Exercise aim
Where a line of the listing below includes the word "Figure", reproduce that line.

Data shown
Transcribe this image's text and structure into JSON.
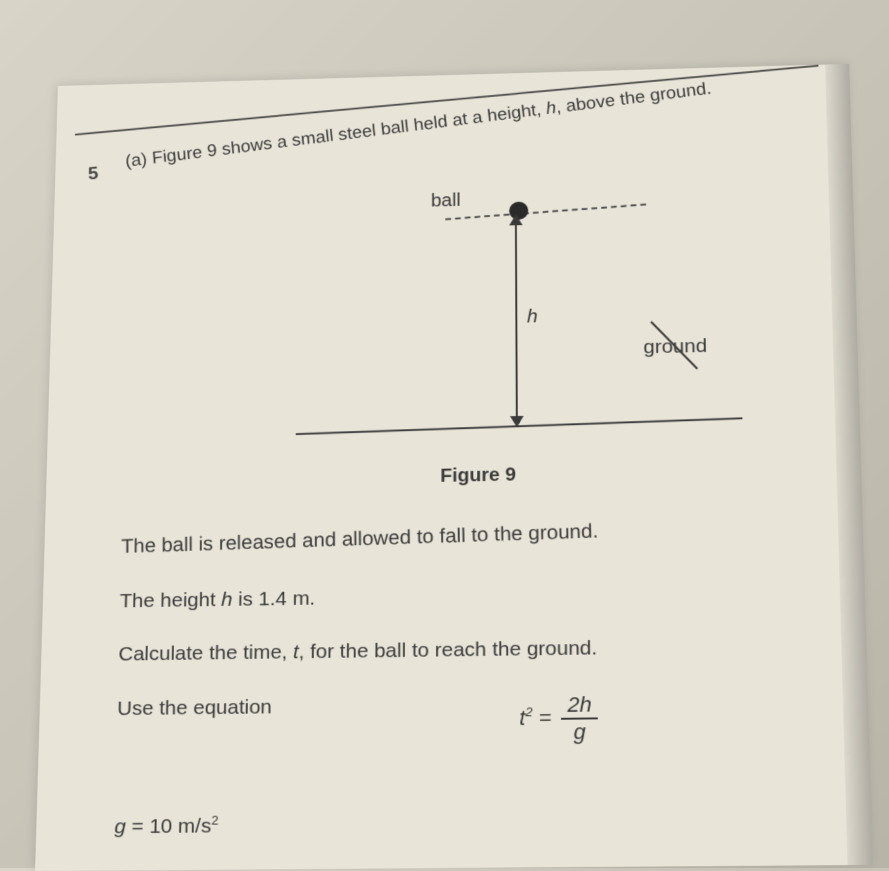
{
  "question": {
    "number": "5",
    "part": "(a)",
    "text_before_h": "Figure 9 shows a small steel ball held at a height, ",
    "h_var": "h",
    "text_after_h": ", above the ground."
  },
  "diagram": {
    "ball_label": "ball",
    "h_label": "h",
    "ground_label": "ground",
    "ball_color": "#2a2a2a",
    "line_color": "#3a3a3a"
  },
  "figure_caption": "Figure 9",
  "body": {
    "line1": "The ball is released and allowed to fall to the ground.",
    "line2_before": "The height ",
    "line2_h": "h",
    "line2_after": " is 1.4 m.",
    "line3_before": "Calculate the time, ",
    "line3_t": "t",
    "line3_after": ", for the ball to reach the ground.",
    "line4": "Use the equation"
  },
  "equation": {
    "lhs_var": "t",
    "lhs_exp": "2",
    "equals": " = ",
    "num_coef": "2",
    "num_var": "h",
    "den": "g"
  },
  "constants": {
    "g_var": "g",
    "g_equals": " = ",
    "g_value": "10 m/s",
    "g_exp": "2"
  },
  "style": {
    "text_color": "#3a3a3a",
    "background": "#e8e4d8",
    "body_fontsize": 21,
    "question_fontsize": 19
  }
}
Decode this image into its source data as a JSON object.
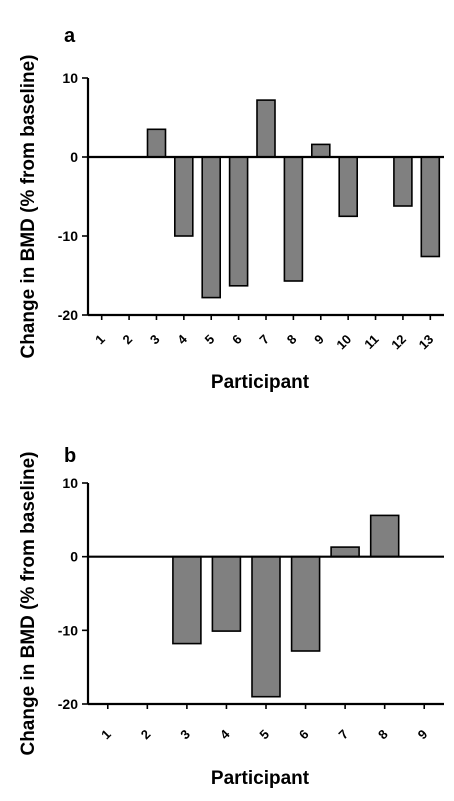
{
  "chart_data": [
    {
      "type": "bar",
      "panel": "a",
      "categories": [
        "1",
        "2",
        "3",
        "4",
        "5",
        "6",
        "7",
        "8",
        "9",
        "10",
        "11",
        "12",
        "13"
      ],
      "values": [
        null,
        null,
        3.5,
        -10,
        -17.8,
        -16.3,
        7.2,
        -15.7,
        1.6,
        -7.5,
        null,
        -6.2,
        -12.6
      ],
      "xlabel": "Participant",
      "ylabel": "Change in BMD (% from baseline)",
      "ylim": [
        -20,
        10
      ],
      "yticks": [
        -20,
        -10,
        0,
        10
      ],
      "ytick_labels": [
        "-20",
        "-10",
        "0",
        "10"
      ],
      "grid": false
    },
    {
      "type": "bar",
      "panel": "b",
      "categories": [
        "1",
        "2",
        "3",
        "4",
        "5",
        "6",
        "7",
        "8",
        "9"
      ],
      "values": [
        null,
        null,
        -11.8,
        -10.1,
        -19,
        -12.8,
        1.3,
        5.6,
        null
      ],
      "xlabel": "Participant",
      "ylabel": "Change in BMD (% from baseline)",
      "ylim": [
        -20,
        10
      ],
      "yticks": [
        -20,
        -10,
        0,
        10
      ],
      "ytick_labels": [
        "-20",
        "-10",
        "0",
        "10"
      ],
      "grid": false
    }
  ],
  "colors": {
    "bar_fill": "#808080",
    "bar_stroke": "#000000"
  }
}
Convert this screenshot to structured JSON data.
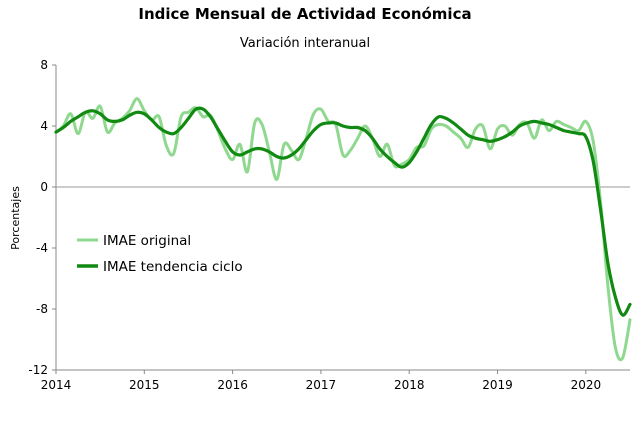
{
  "chart_data": {
    "type": "line",
    "title": "Indice Mensual de  Actividad Económica",
    "subtitle": "Variación interanual",
    "ylabel": "Porcentajes",
    "xlabel": "",
    "ylim": [
      -12,
      8
    ],
    "xlim": [
      2014.0,
      2020.5
    ],
    "yticks": [
      "8",
      "4",
      "0",
      "-4",
      "-8",
      "-12"
    ],
    "xticks": [
      "2014",
      "2015",
      "2016",
      "2017",
      "2018",
      "2019",
      "2020"
    ],
    "grid": false,
    "legend_position": "center-left",
    "colors": {
      "original": "#8fd88f",
      "trend": "#118a11",
      "zero_line": "#999999"
    },
    "series": [
      {
        "name": "IMAE original",
        "x": [
          2014.0,
          2014.083,
          2014.167,
          2014.25,
          2014.333,
          2014.417,
          2014.5,
          2014.583,
          2014.667,
          2014.75,
          2014.833,
          2014.917,
          2015.0,
          2015.083,
          2015.167,
          2015.25,
          2015.333,
          2015.417,
          2015.5,
          2015.583,
          2015.667,
          2015.75,
          2015.833,
          2015.917,
          2016.0,
          2016.083,
          2016.167,
          2016.25,
          2016.333,
          2016.417,
          2016.5,
          2016.583,
          2016.667,
          2016.75,
          2016.833,
          2016.917,
          2017.0,
          2017.083,
          2017.167,
          2017.25,
          2017.333,
          2017.417,
          2017.5,
          2017.583,
          2017.667,
          2017.75,
          2017.833,
          2017.917,
          2018.0,
          2018.083,
          2018.167,
          2018.25,
          2018.333,
          2018.417,
          2018.5,
          2018.583,
          2018.667,
          2018.75,
          2018.833,
          2018.917,
          2019.0,
          2019.083,
          2019.167,
          2019.25,
          2019.333,
          2019.417,
          2019.5,
          2019.583,
          2019.667,
          2019.75,
          2019.833,
          2019.917,
          2020.0,
          2020.083,
          2020.167,
          2020.25,
          2020.333,
          2020.417,
          2020.5
        ],
        "values": [
          3.6,
          4.0,
          4.8,
          3.5,
          4.9,
          4.5,
          5.3,
          3.6,
          4.2,
          4.5,
          5.0,
          5.8,
          5.0,
          4.4,
          4.6,
          2.7,
          2.2,
          4.6,
          4.9,
          5.2,
          4.6,
          4.7,
          3.7,
          2.5,
          1.8,
          2.8,
          1.0,
          4.2,
          4.1,
          2.3,
          0.5,
          2.8,
          2.4,
          1.8,
          3.2,
          4.8,
          5.1,
          4.3,
          4.1,
          2.1,
          2.4,
          3.2,
          4.0,
          3.2,
          2.0,
          2.8,
          1.4,
          1.5,
          1.8,
          2.6,
          2.7,
          3.8,
          4.1,
          4.0,
          3.6,
          3.2,
          2.6,
          3.8,
          4.0,
          2.5,
          3.8,
          4.0,
          3.4,
          4.1,
          4.2,
          3.2,
          4.4,
          3.7,
          4.3,
          4.1,
          3.9,
          3.7,
          4.3,
          3.0,
          -1.0,
          -6.5,
          -10.5,
          -11.2,
          -8.7
        ]
      },
      {
        "name": "IMAE tendencia ciclo",
        "x": [
          2014.0,
          2014.083,
          2014.167,
          2014.25,
          2014.333,
          2014.417,
          2014.5,
          2014.583,
          2014.667,
          2014.75,
          2014.833,
          2014.917,
          2015.0,
          2015.083,
          2015.167,
          2015.25,
          2015.333,
          2015.417,
          2015.5,
          2015.583,
          2015.667,
          2015.75,
          2015.833,
          2015.917,
          2016.0,
          2016.083,
          2016.167,
          2016.25,
          2016.333,
          2016.417,
          2016.5,
          2016.583,
          2016.667,
          2016.75,
          2016.833,
          2016.917,
          2017.0,
          2017.083,
          2017.167,
          2017.25,
          2017.333,
          2017.417,
          2017.5,
          2017.583,
          2017.667,
          2017.75,
          2017.833,
          2017.917,
          2018.0,
          2018.083,
          2018.167,
          2018.25,
          2018.333,
          2018.417,
          2018.5,
          2018.583,
          2018.667,
          2018.75,
          2018.833,
          2018.917,
          2019.0,
          2019.083,
          2019.167,
          2019.25,
          2019.333,
          2019.417,
          2019.5,
          2019.583,
          2019.667,
          2019.75,
          2019.833,
          2019.917,
          2020.0,
          2020.083,
          2020.167,
          2020.25,
          2020.333,
          2020.417,
          2020.5
        ],
        "values": [
          3.6,
          3.9,
          4.3,
          4.6,
          4.9,
          5.0,
          4.8,
          4.4,
          4.3,
          4.4,
          4.7,
          4.9,
          4.8,
          4.4,
          3.9,
          3.6,
          3.5,
          3.9,
          4.5,
          5.1,
          5.1,
          4.6,
          3.8,
          3.0,
          2.3,
          2.1,
          2.3,
          2.5,
          2.5,
          2.3,
          2.0,
          1.9,
          2.1,
          2.5,
          3.1,
          3.7,
          4.1,
          4.2,
          4.2,
          4.0,
          3.9,
          3.9,
          3.7,
          3.2,
          2.5,
          2.0,
          1.6,
          1.3,
          1.6,
          2.3,
          3.2,
          4.1,
          4.6,
          4.5,
          4.2,
          3.8,
          3.4,
          3.2,
          3.1,
          3.0,
          3.1,
          3.3,
          3.6,
          4.0,
          4.2,
          4.3,
          4.2,
          4.1,
          3.9,
          3.7,
          3.6,
          3.5,
          3.3,
          1.7,
          -1.5,
          -5.0,
          -7.2,
          -8.4,
          -7.7
        ]
      }
    ]
  }
}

Problem solution
    "text_before_h": "Figure 9 shows a small steel ball held at a height, ",
  "figure_caption": "Figure 9",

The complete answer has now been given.